Data provided start
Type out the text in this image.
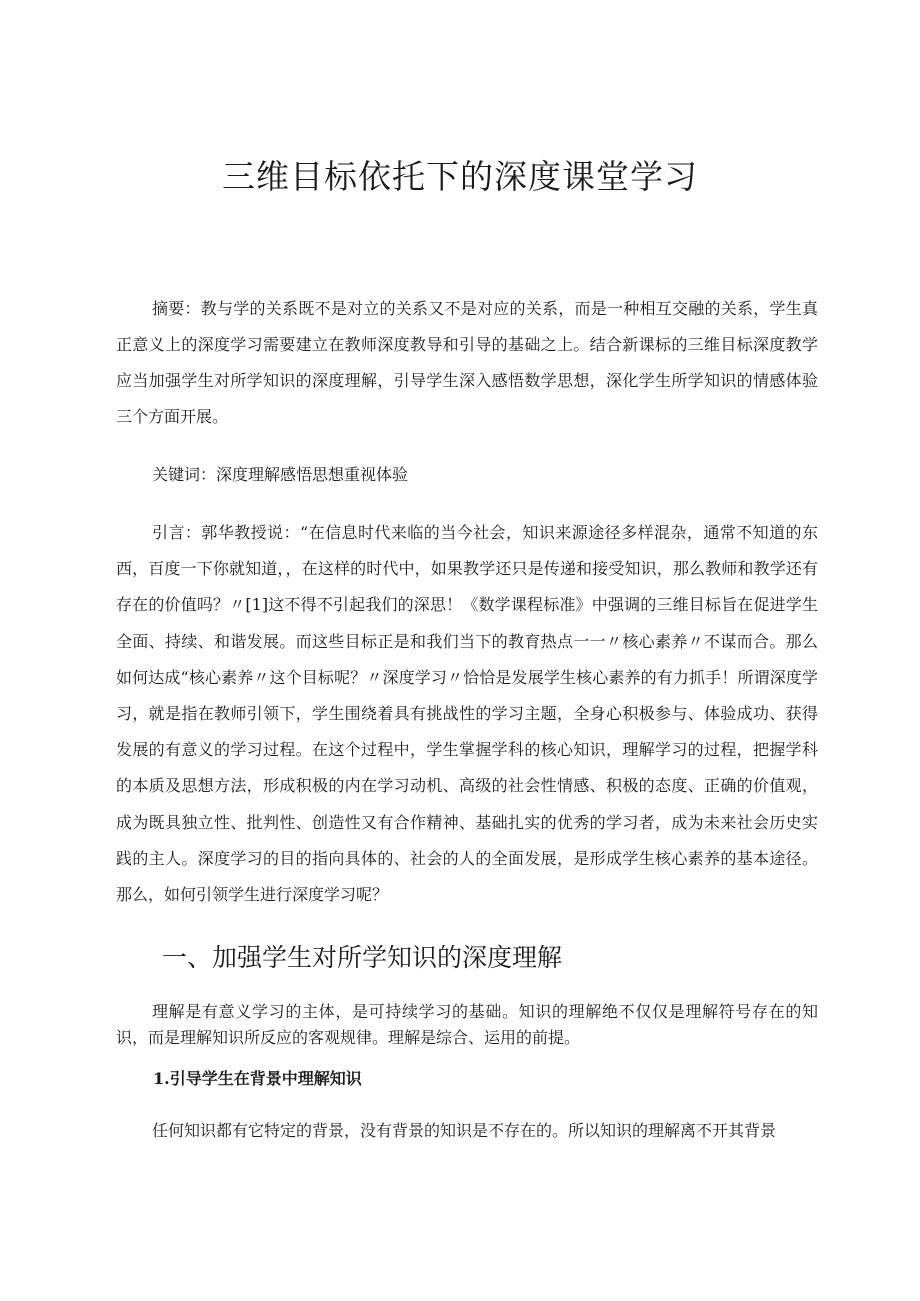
三维目标依托下的深度课堂学习

摘要：教与学的关系既不是对立的关系又不是对应的关系，而是一种相互交融的关系，学生真正意义上的深度学习需要建立在教师深度教导和引导的基础之上。结合新课标的三维目标深度教学应当加强学生对所学知识的深度理解，引导学生深入感悟数学思想，深化学生所学知识的情感体验三个方面开展。

关键词：深度理解感悟思想重视体验

引言：郭华教授说：“在信息时代来临的当今社会，知识来源途径多样混杂，通常不知道的东西，百度一下你就知道，，在这样的时代中，如果教学还只是传递和接受知识，那么教师和教学还有存在的价值吗？〃[1]这不得不引起我们的深思！《数学课程标准》中强调的三维目标旨在促进学生全面、持续、和谐发展。而这些目标正是和我们当下的教育热点一一〃核心素养〃不谋而合。那么如何达成“核心素养〃这个目标呢？〃深度学习〃恰恰是发展学生核心素养的有力抓手！所谓深度学习，就是指在教师引领下，学生围绕着具有挑战性的学习主题，全身心积极参与、体验成功、获得发展的有意义的学习过程。在这个过程中，学生掌握学科的核心知识，理解学习的过程，把握学科的本质及思想方法，形成积极的内在学习动机、高级的社会性情感、积极的态度、正确的价值观，成为既具独立性、批判性、创造性又有合作精神、基础扎实的优秀的学习者，成为未来社会历史实践的主人。深度学习的目的指向具体的、社会的人的全面发展，是形成学生核心素养的基本途径。那么，如何引领学生进行深度学习呢？

一、加强学生对所学知识的深度理解

理解是有意义学习的主体，是可持续学习的基础。知识的理解绝不仅仅是理解符号存在的知识，而是理解知识所反应的客观规律。理解是综合、运用的前提。

1.引导学生在背景中理解知识

任何知识都有它特定的背景，没有背景的知识是不存在的。所以知识的理解离不开其背景
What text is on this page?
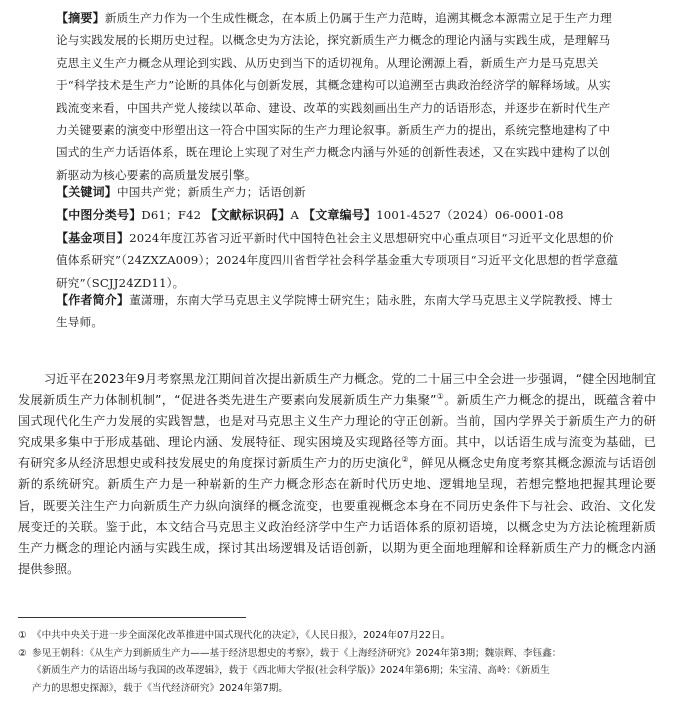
【摘要】新质生产力作为一个生成性概念，在本质上仍属于生产力范畴，追溯其概念本源需立足于生产力理论与实践发展的长期历史过程。以概念史为方法论，探究新质生产力概念的理论内涵与实践生成，是理解马克思主义生产力概念从理论到实践、从历史到当下的适切视角。从理论溯源上看，新质生产力是马克思关于“科学技术是生产力”论断的具体化与创新发展，其概念建构可以追溯至古典政治经济学的解释场域。从实践流变来看，中国共产党人接续以革命、建设、改革的实践刻画出生产力的话语形态，并逐步在新时代生产力关键要素的演变中形塑出这一符合中国实际的生产力理论叙事。新质生产力的提出，系统完整地建构了中国式的生产力话语体系，既在理论上实现了对生产力概念内涵与外延的创新性表述，又在实践中建构了以创新驱动为核心要素的高质量发展引擎。
【关键词】中国共产党；新质生产力；话语创新
【中图分类号】D61；F42 【文献标识码】A 【文章编号】1001-4527（2024）06-0001-08
【基金项目】2024年度江苏省习近平新时代中国特色社会主义思想研究中心重点项目“习近平文化思想的价值体系研究”（24ZXZA009）；2024年度四川省哲学社会科学基金重大专项项目“习近平文化思想的哲学意蕴研究”（SCJJ24ZD11）。
【作者简介】董潇珊，东南大学马克思主义学院博士研究生；陆永胜，东南大学马克思主义学院教授、博士生导师。

习近平在2023年9月考察黑龙江期间首次提出新质生产力概念。党的二十届三中全会进一步强调，“健全因地制宜发展新质生产力体制机制”，“促进各类先进生产要素向发展新质生产力集聚”①。新质生产力概念的提出，既蕴含着中国式现代化生产力发展的实践智慧，也是对马克思主义生产力理论的守正创新。当前，国内学界关于新质生产力的研究成果多集中于形成基础、理论内涵、发展特征、现实困境及实现路径等方面。其中，以话语生成与流变为基础，已有研究多从经济思想史或科技发展史的角度探讨新质生产力的历史演化②，鲜见从概念史角度考察其概念源流与话语创新的系统研究。新质生产力是一种崭新的生产力概念形态在新时代历史地、逻辑地呈现，若想完整地把握其理论要旨，既要关注生产力向新质生产力纵向演绎的概念流变，也要重视概念本身在不同历史条件下与社会、政治、文化发展变迁的关联。鉴于此，本文结合马克思主义政治经济学中生产力话语体系的原初语境，以概念史为方法论梳理新质生产力概念的理论内涵与实践生成，探讨其出场逻辑及话语创新，以期为更全面地理解和诠释新质生产力的概念内涵提供参照。

① 《中共中央关于进一步全面深化改革推进中国式现代化的决定》，《人民日报》，2024年07月22日。

② 参见王朝科：《从生产力到新质生产力——基于经济思想史的考察》，载于《上海经济研究》2024年第3期；魏崇辉、李钰鑫：

《新质生产力的话语出场与我国的改革逻辑》，载于《西北师大学报(社会科学版)》2024年第6期；朱宝清、高岭：《新质生

产力的思想史探源》，载于《当代经济研究》2024年第7期。
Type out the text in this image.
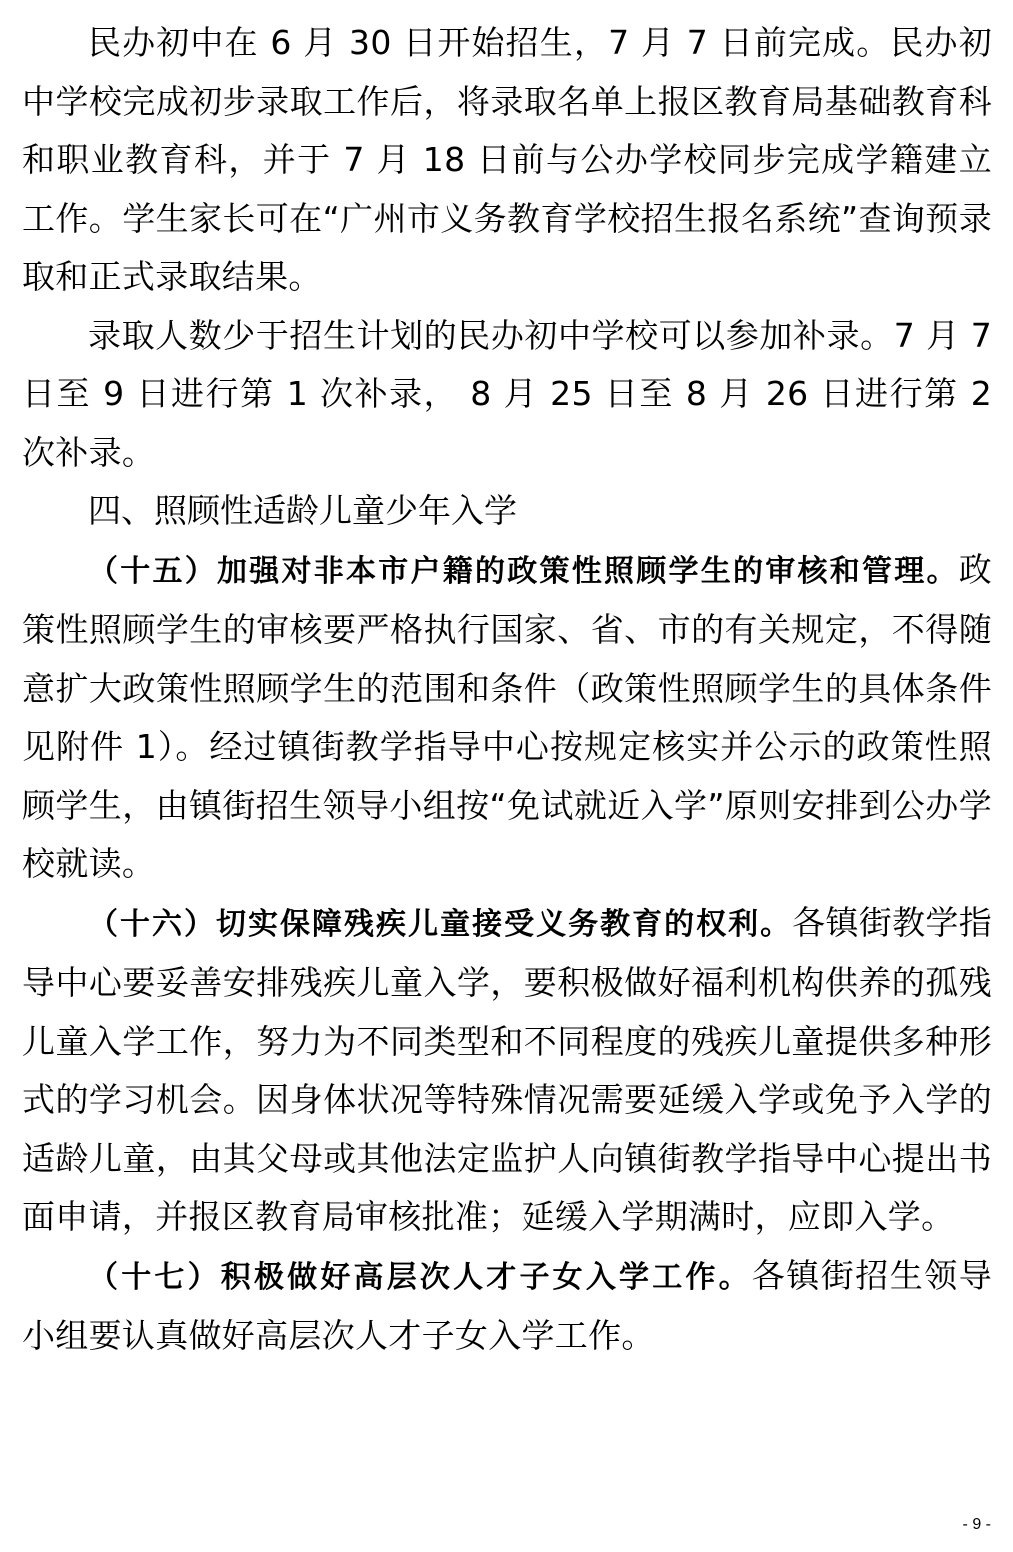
民办初中在 6 月 30 日开始招生，7 月 7 日前完成。民办初中学校完成初步录取工作后，将录取名单上报区教育局基础教育科和职业教育科，并于 7 月 18 日前与公办学校同步完成学籍建立工作。学生家长可在“广州市义务教育学校招生报名系统”查询预录取和正式录取结果。

录取人数少于招生计划的民办初中学校可以参加补录。7 月 7 日至 9 日进行第 1 次补录， 8 月 25 日至 8 月 26 日进行第 2 次补录。

四、照顾性适龄儿童少年入学

（十五）加强对非本市户籍的政策性照顾学生的审核和管理。政策性照顾学生的审核要严格执行国家、省、市的有关规定，不得随意扩大政策性照顾学生的范围和条件（政策性照顾学生的具体条件见附件 1）。经过镇街教学指导中心按规定核实并公示的政策性照顾学生，由镇街招生领导小组按“免试就近入学”原则安排到公办学校就读。

（十六）切实保障残疾儿童接受义务教育的权利。各镇街教学指导中心要妥善安排残疾儿童入学，要积极做好福利机构供养的孤残儿童入学工作，努力为不同类型和不同程度的残疾儿童提供多种形式的学习机会。因身体状况等特殊情况需要延缓入学或免予入学的适龄儿童，由其父母或其他法定监护人向镇街教学指导中心提出书面申请，并报区教育局审核批准；延缓入学期满时，应即入学。

（十七）积极做好高层次人才子女入学工作。各镇街招生领导小组要认真做好高层次人才子女入学工作。

- 9 -
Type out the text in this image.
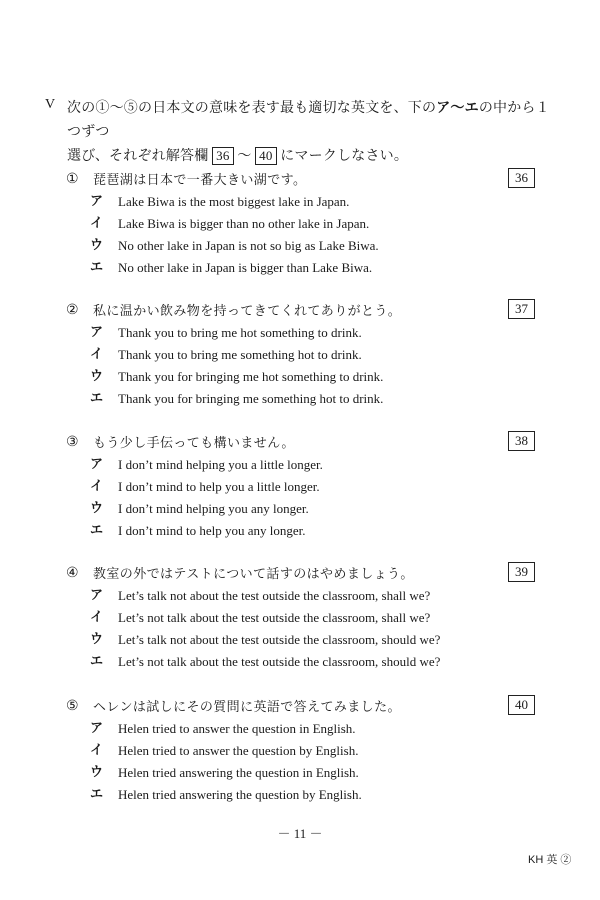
V 次の①～⑤の日本文の意味を表す最も適切な英文を、下のア～エの中から１つずつ
選び、それぞれ解答欄 36 ～ 40 にマークしなさい。
① 琵琶湖は日本で一番大きい湖です。	36
ア Lake Biwa is the most biggest lake in Japan.
イ Lake Biwa is bigger than no other lake in Japan.
ウ No other lake in Japan is not so big as Lake Biwa.
エ No other lake in Japan is bigger than Lake Biwa.
② 私に温かい飲み物を持ってきてくれてありがとう。	37
ア Thank you to bring me hot something to drink.
イ Thank you to bring me something hot to drink.
ウ Thank you for bringing me hot something to drink.
エ Thank you for bringing me something hot to drink.
③ もう少し手伝っても構いません。	38
ア I don’t mind helping you a little longer.
イ I don’t mind to help you a little longer.
ウ I don’t mind helping you any longer.
エ I don’t mind to help you any longer.
④ 教室の外ではテストについて話すのはやめましょう。	39
ア Let’s talk not about the test outside the classroom, shall we?
イ Let’s not talk about the test outside the classroom, shall we?
ウ Let’s talk not about the test outside the classroom, should we?
エ Let’s not talk about the test outside the classroom, should we?
⑤ ヘレンは試しにその質問に英語で答えてみました。	40
ア Helen tried to answer the question in English.
イ Helen tried to answer the question by English.
ウ Helen tried answering the question in English.
エ Helen tried answering the question by English.
－ 11 －
KH 英 ②
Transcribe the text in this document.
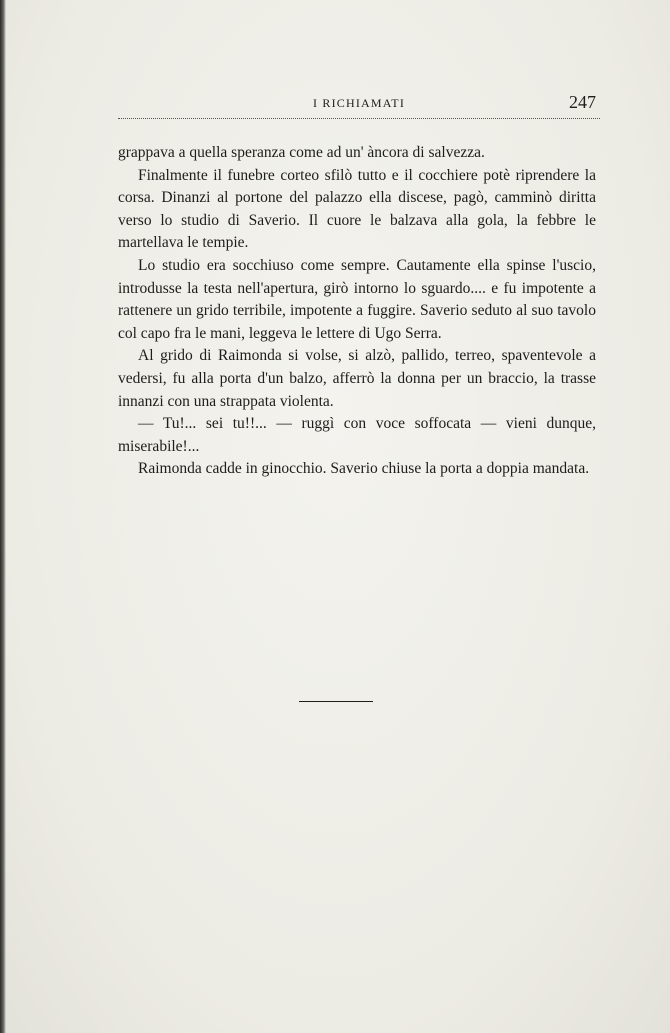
I RICHIAMATI	247

grappava a quella speranza come ad un' àncora di salvezza.

Finalmente il funebre corteo sfilò tutto e il cocchiere potè riprendere la corsa. Dinanzi al portone del palazzo ella discese, pagò, camminò diritta verso lo studio di Saverio. Il cuore le balzava alla gola, la febbre le martellava le tempie.

Lo studio era socchiuso come sempre. Cautamente ella spinse l'uscio, introdusse la testa nell'apertura, girò intorno lo sguardo.... e fu impotente a rattenere un grido terribile, impotente a fuggire. Saverio seduto al suo tavolo col capo fra le mani, leggeva le lettere di Ugo Serra.

Al grido di Raimonda si volse, si alzò, pallido, terreo, spaventevole a vedersi, fu alla porta d'un balzo, afferrò la donna per un braccio, la trasse innanzi con una strappata violenta.

— Tu!... sei tu!!... — ruggì con voce soffocata — vieni dunque, miserabile!...

Raimonda cadde in ginocchio. Saverio chiuse la porta a doppia mandata.
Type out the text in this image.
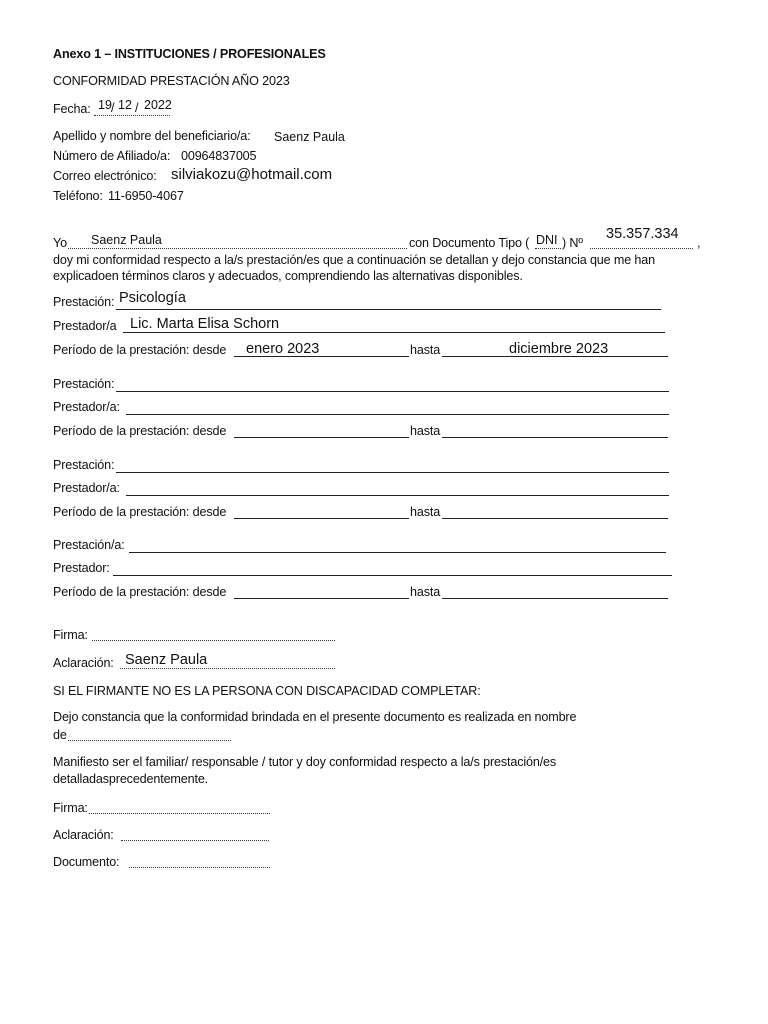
Anexo 1 – INSTITUCIONES / PROFESIONALES

CONFORMIDAD PRESTACIÓN AÑO 2023

Fecha: 19 / 12 / 2022

Apellido y nombre del beneficiario/a: Saenz Paula

Número de Afiliado/a: 00964837005

Correo electrónico: silviakozu@hotmail.com

Teléfono: 11-6950-4067

Yo Saenz Paula	con Documento Tipo ( DNI ) Nº
35.357.334
,

doy mi conformidad respecto a la/s prestación/es que a continuación se detallan y dejo constancia que me han

explicadoen términos claros y adecuados, comprendiendo las alternativas disponibles.

Prestación: Psicología

Prestador/a Lic. Marta Elisa Schorn

Período de la prestación: desde enero 2023	hasta	diciembre 2023

Prestación:

Prestador/a:

Período de la prestación: desde	hasta

Prestación:

Prestador/a:

Período de la prestación: desde	hasta

Prestación/a:

Prestador:

Período de la prestación: desde	hasta

Firma:

Aclaración: Saenz Paula

SI EL FIRMANTE NO ES LA PERSONA CON DISCAPACIDAD COMPLETAR:

Dejo constancia que la conformidad brindada en el presente documento es realizada en nombre

de

Manifiesto ser el familiar/ responsable / tutor y doy conformidad respecto a la/s prestación/es

detalladasprecedentemente.

Firma:

Aclaración:

Documento:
Data provided end
→ Objective
Find all lines where the word "Helen" appears. Copy them.

→ Output of the exercise
ア Helen tried to answer the question in English.
イ Helen tried to answer the question by English.
ウ Helen tried answering the question in English.
エ Helen tried answering the question by English.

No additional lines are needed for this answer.